■ **Prompt**:
Take every line from the listing below that includes "乙方承认这种变更" and copy it.

### Supplied material

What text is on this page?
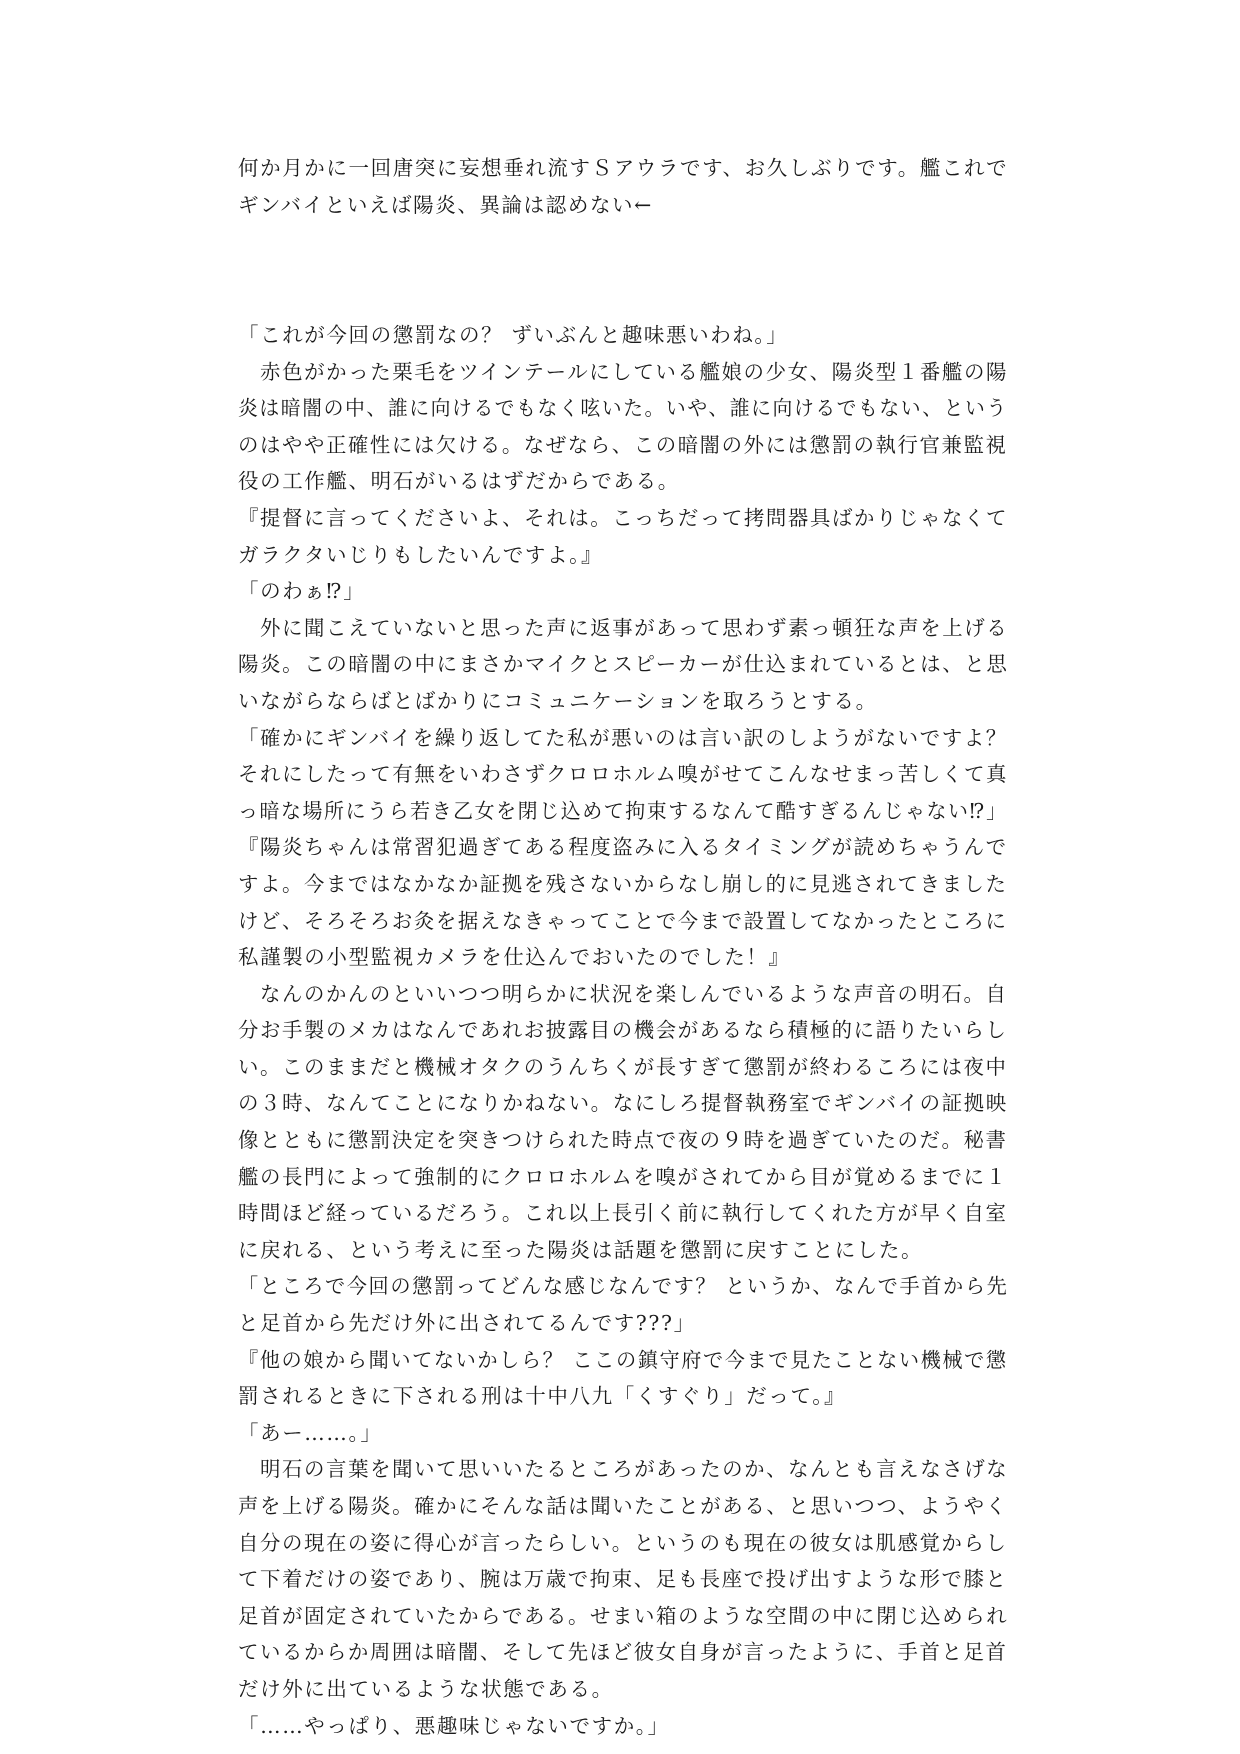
何か月かに一回唐突に妄想垂れ流すＳアウラです、お久しぶりです。艦これで
ギンバイといえば陽炎、異論は認めない←
「これが今回の懲罰なの？ ずいぶんと趣味悪いわね。」
　赤色がかった栗毛をツインテールにしている艦娘の少女、陽炎型１番艦の陽
炎は暗闇の中、誰に向けるでもなく呟いた。いや、誰に向けるでもない、という
のはやや正確性には欠ける。なぜなら、この暗闇の外には懲罰の執行官兼監視
役の工作艦、明石がいるはずだからである。
『提督に言ってくださいよ、それは。こっちだって拷問器具ばかりじゃなくて
ガラクタいじりもしたいんですよ。』
「のわぁ⁉」
　外に聞こえていないと思った声に返事があって思わず素っ頓狂な声を上げる
陽炎。この暗闇の中にまさかマイクとスピーカーが仕込まれているとは、と思
いながらならばとばかりにコミュニケーションを取ろうとする。
「確かにギンバイを繰り返してた私が悪いのは言い訳のしようがないですよ？
それにしたって有無をいわさずクロロホルム嗅がせてこんなせまっ苦しくて真
っ暗な場所にうら若き乙女を閉じ込めて拘束するなんて酷すぎるんじゃない⁉」
『陽炎ちゃんは常習犯過ぎてある程度盗みに入るタイミングが読めちゃうんで
すよ。今まではなかなか証拠を残さないからなし崩し的に見逃されてきました
けど、そろそろお灸を据えなきゃってことで今まで設置してなかったところに
私謹製の小型監視カメラを仕込んでおいたのでした！』
　なんのかんのといいつつ明らかに状況を楽しんでいるような声音の明石。自
分お手製のメカはなんであれお披露目の機会があるなら積極的に語りたいらし
い。このままだと機械オタクのうんちくが長すぎて懲罰が終わるころには夜中
の３時、なんてことになりかねない。なにしろ提督執務室でギンバイの証拠映
像とともに懲罰決定を突きつけられた時点で夜の９時を過ぎていたのだ。秘書
艦の長門によって強制的にクロロホルムを嗅がされてから目が覚めるまでに１
時間ほど経っているだろう。これ以上長引く前に執行してくれた方が早く自室
に戻れる、という考えに至った陽炎は話題を懲罰に戻すことにした。
「ところで今回の懲罰ってどんな感じなんです？ というか、なんで手首から先
と足首から先だけ外に出されてるんです???」
『他の娘から聞いてないかしら？ ここの鎮守府で今まで見たことない機械で懲
罰されるときに下される刑は十中八九「くすぐり」だって。』
「あー……。」
　明石の言葉を聞いて思いいたるところがあったのか、なんとも言えなさげな
声を上げる陽炎。確かにそんな話は聞いたことがある、と思いつつ、ようやく
自分の現在の姿に得心が言ったらしい。というのも現在の彼女は肌感覚からし
て下着だけの姿であり、腕は万歳で拘束、足も長座で投げ出すような形で膝と
足首が固定されていたからである。せまい箱のような空間の中に閉じ込められ
ているからか周囲は暗闇、そして先ほど彼女自身が言ったように、手首と足首
だけ外に出ているような状態である。
「……やっぱり、悪趣味じゃないですか。」
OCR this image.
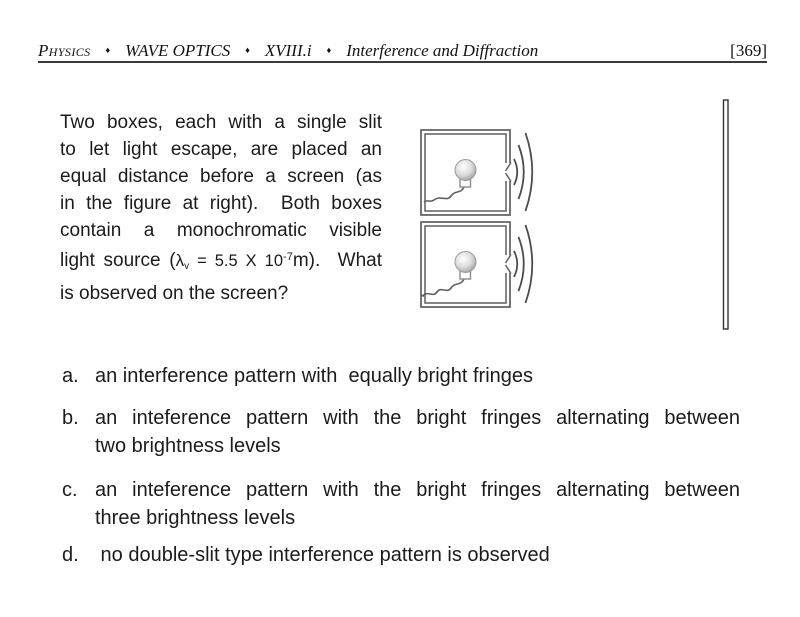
Physics ♦ WAVE OPTICS ♦ XVIII.i ♦ Interference and Diffraction	[369]
Two boxes, each with a single slit
to let light escape, are placed an
equal distance before a screen (as
in the figure at right).  Both boxes
contain a monochromatic visible
light source ($\lambda_v = 5.5$ X $10^{-7}m$).  What
is observed on the screen?
a. an interference pattern with  equally bright fringes
b. an inteference pattern with the bright fringes alternating between
two brightness levels
c. an inteference pattern with the bright fringes alternating between
three brightness levels
d. no double-slit type interference pattern is observed
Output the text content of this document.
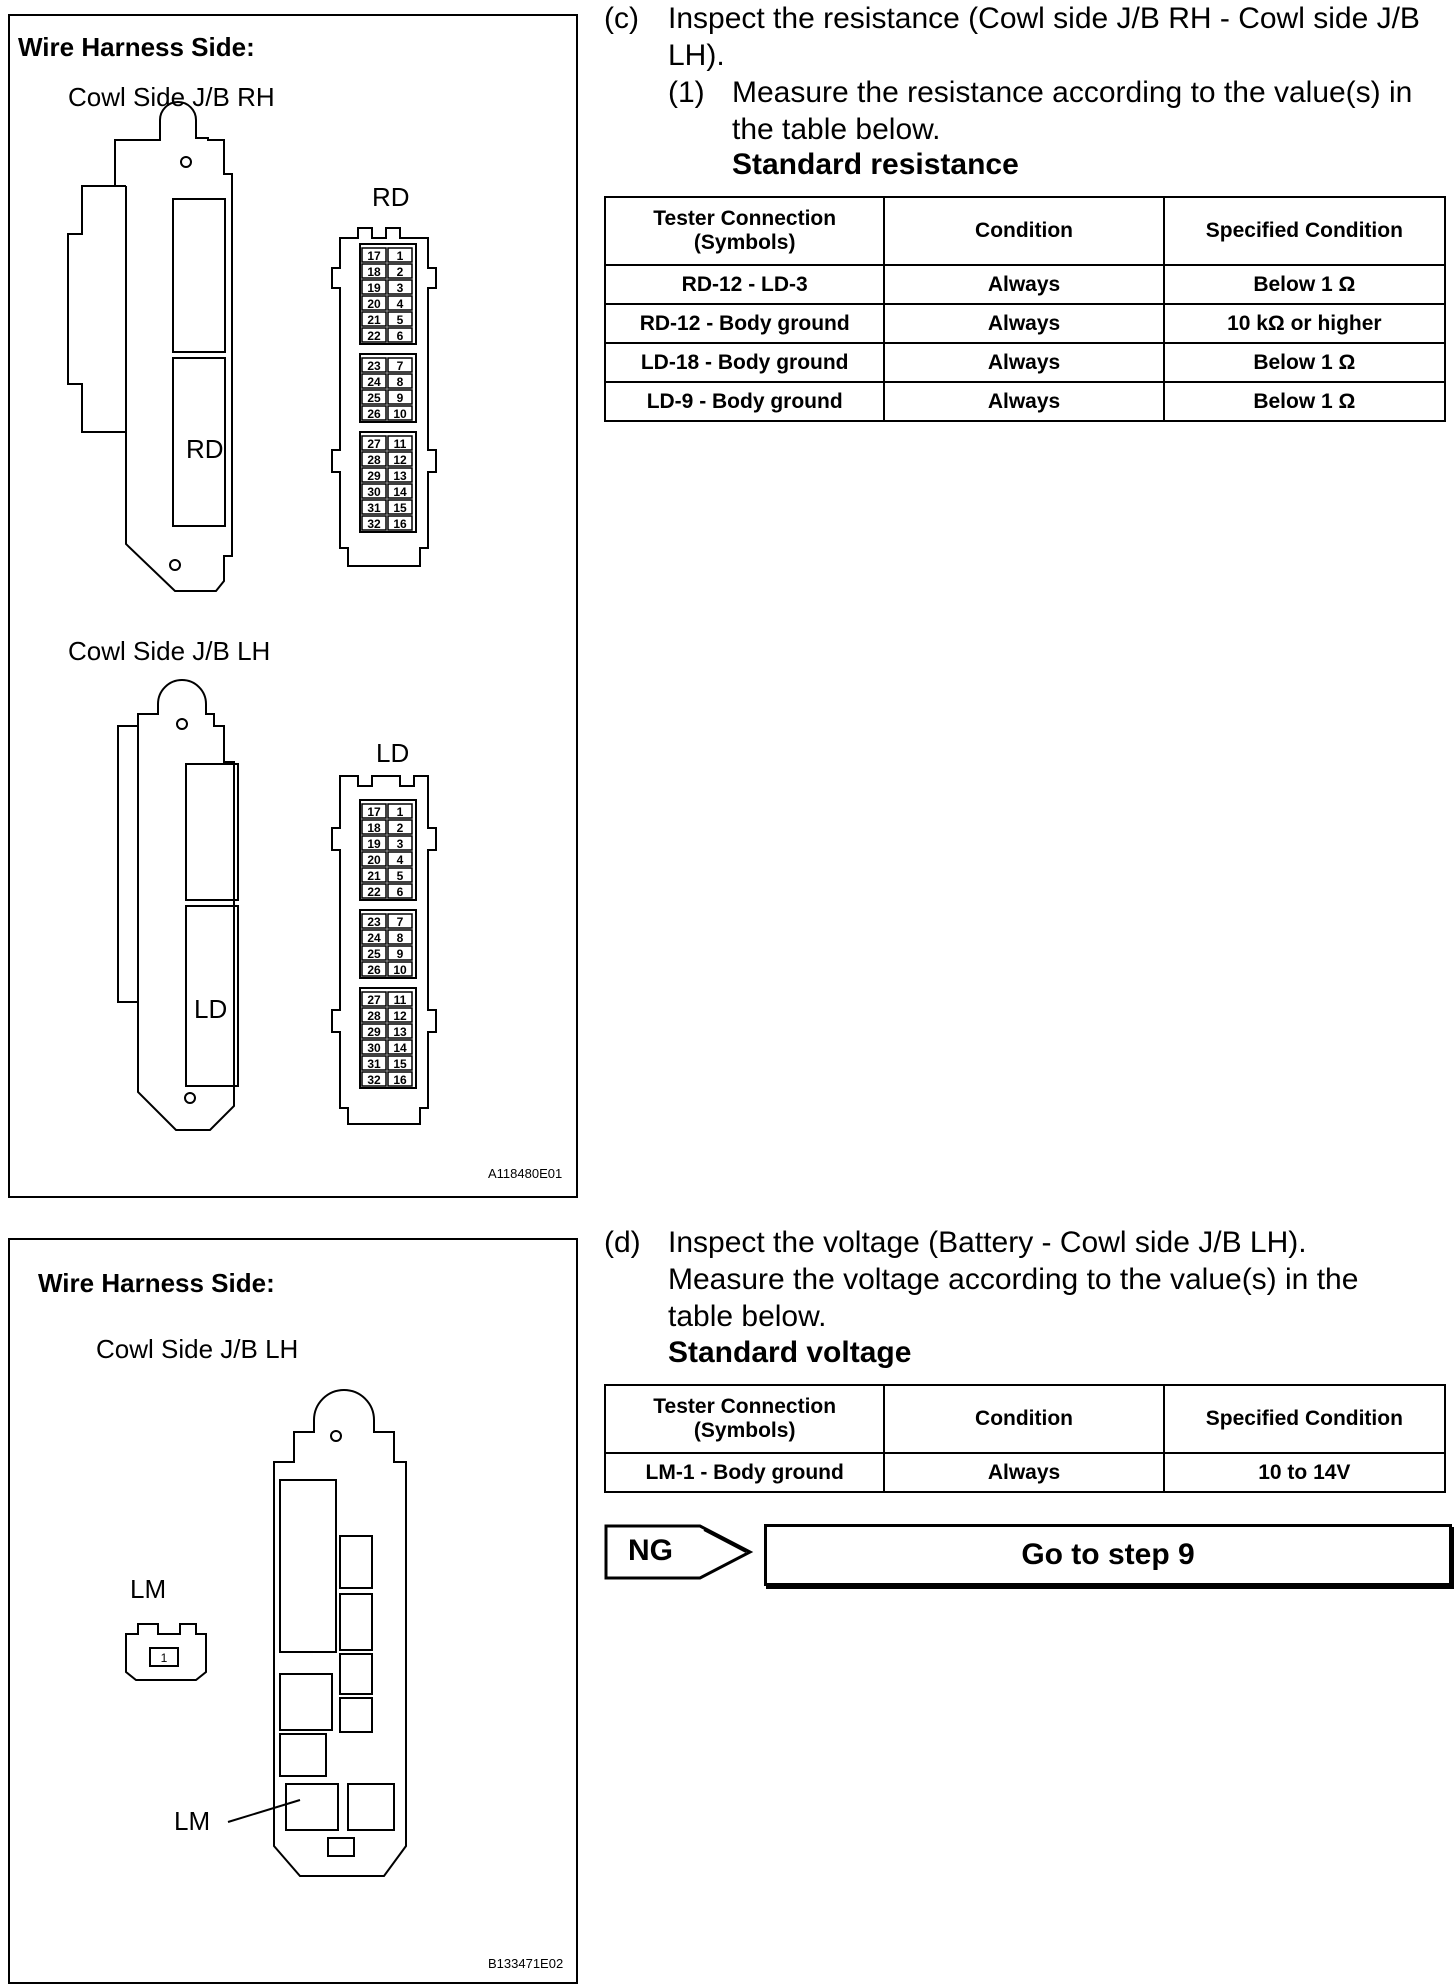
17 1
18 2
19 3
20 4
21 5
22 6
23 7
24 8
25 9
26 10
27 11
28 12
29 13
30 14
31 15
32 16
17 1
18 2
19 3
20 4
21 5
22 6
23 7
24 8
25 9
26 10
27 11
28 12
29 13
30 14
31 15
32 16
Wire Harness Side:
Cowl Side J/B RH
RD
RD
Cowl Side J/B LH
LD
LD
A118480E01
1
Wire Harness Side:
Cowl Side J/B LH
LM
LM
B133471E02
(c) Inspect the resistance (Cowl side J/B RH - Cowl side J/B LH).
(1) Measure the resistance according to the value(s) in the table below.
Standard resistance
Tester Connection (Symbols)	Condition	Specified Condition
RD-12 - LD-3	Always	Below 1 Ω
RD-12 - Body ground	Always	10 kΩ or higher
LD-18 - Body ground	Always	Below 1 Ω
LD-9 - Body ground	Always	Below 1 Ω
(d) Inspect the voltage (Battery - Cowl side J/B LH). Measure the voltage according to the value(s) in the table below.
Standard voltage
Tester Connection (Symbols)	Condition	Specified Condition
LM-1 - Body ground	Always	10 to 14V
NG	Go to step 9
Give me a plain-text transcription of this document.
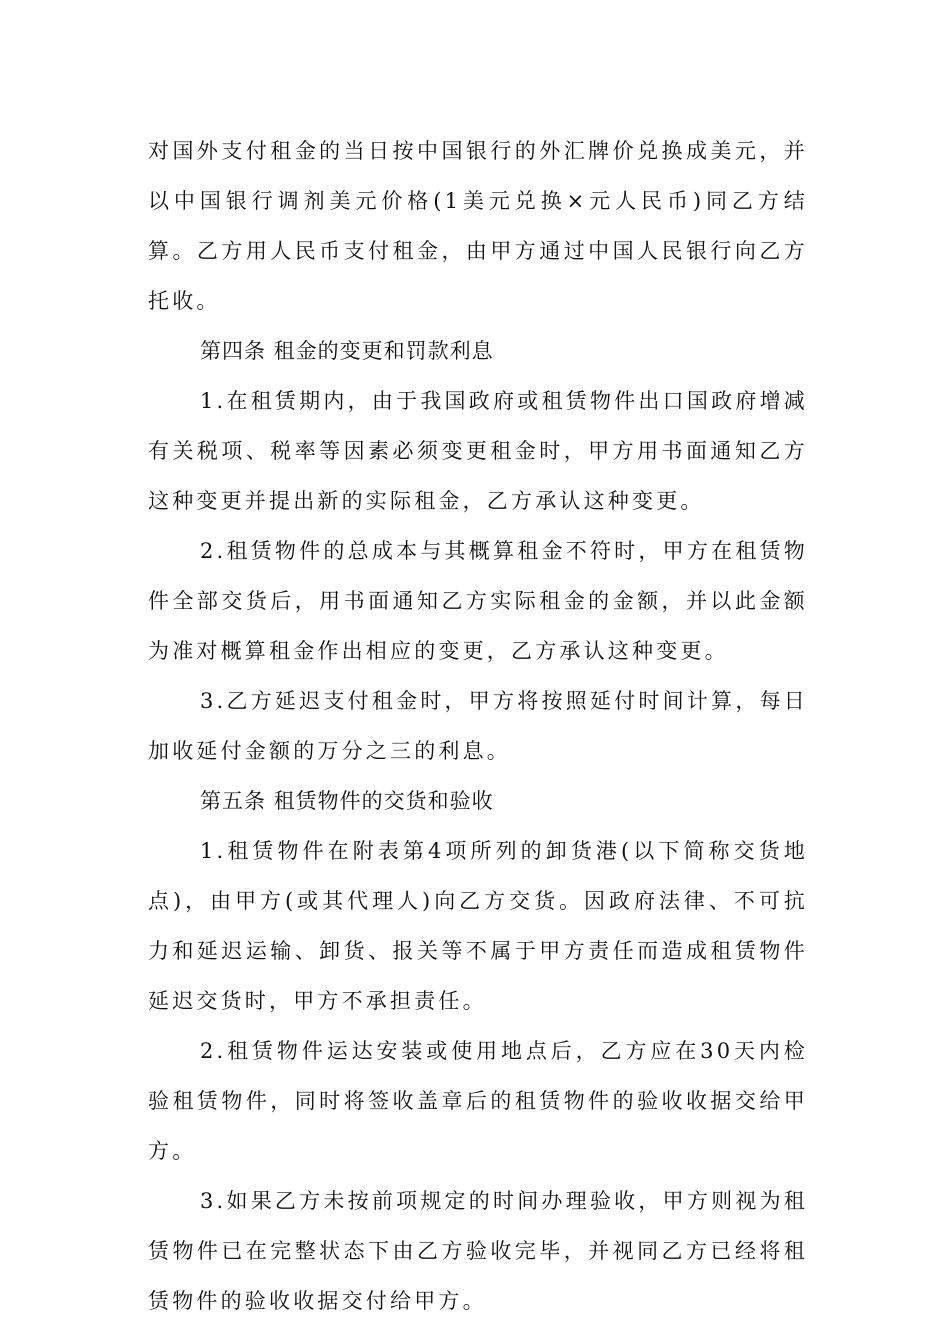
对国外支付租金的当日按中国银行的外汇牌价兑换成美元，并以中国银行调剂美元价格(1美元兑换×元人民币)同乙方结算。乙方用人民币支付租金，由甲方通过中国人民银行向乙方托收。

第四条 租金的变更和罚款利息

1.在租赁期内，由于我国政府或租赁物件出口国政府增减有关税项、税率等因素必须变更租金时，甲方用书面通知乙方这种变更并提出新的实际租金，乙方承认这种变更。

2.租赁物件的总成本与其概算租金不符时，甲方在租赁物件全部交货后，用书面通知乙方实际租金的金额，并以此金额为准对概算租金作出相应的变更，乙方承认这种变更。

3.乙方延迟支付租金时，甲方将按照延付时间计算，每日加收延付金额的万分之三的利息。

第五条 租赁物件的交货和验收

1.租赁物件在附表第4项所列的卸货港(以下简称交货地点)，由甲方(或其代理人)向乙方交货。因政府法律、不可抗力和延迟运输、卸货、报关等不属于甲方责任而造成租赁物件延迟交货时，甲方不承担责任。

2.租赁物件运达安装或使用地点后，乙方应在30天内检验租赁物件，同时将签收盖章后的租赁物件的验收收据交给甲方。

3.如果乙方未按前项规定的时间办理验收，甲方则视为租赁物件已在完整状态下由乙方验收完毕，并视同乙方已经将租赁物件的验收收据交付给甲方。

######

■ **Completed task**:
1.在租赁期内，由于我国政府或租赁物件出口国政府增减有关税项、税率等因素必须变更租金时，甲方用书面通知乙方这种变更并提出新的实际租金，乙方承认这种变更。
2.租赁物件的总成本与其概算租金不符时，甲方在租赁物件全部交货后，用书面通知乙方实际租金的金额，并以此金额为准对概算租金作出相应的变更，乙方承认这种变更。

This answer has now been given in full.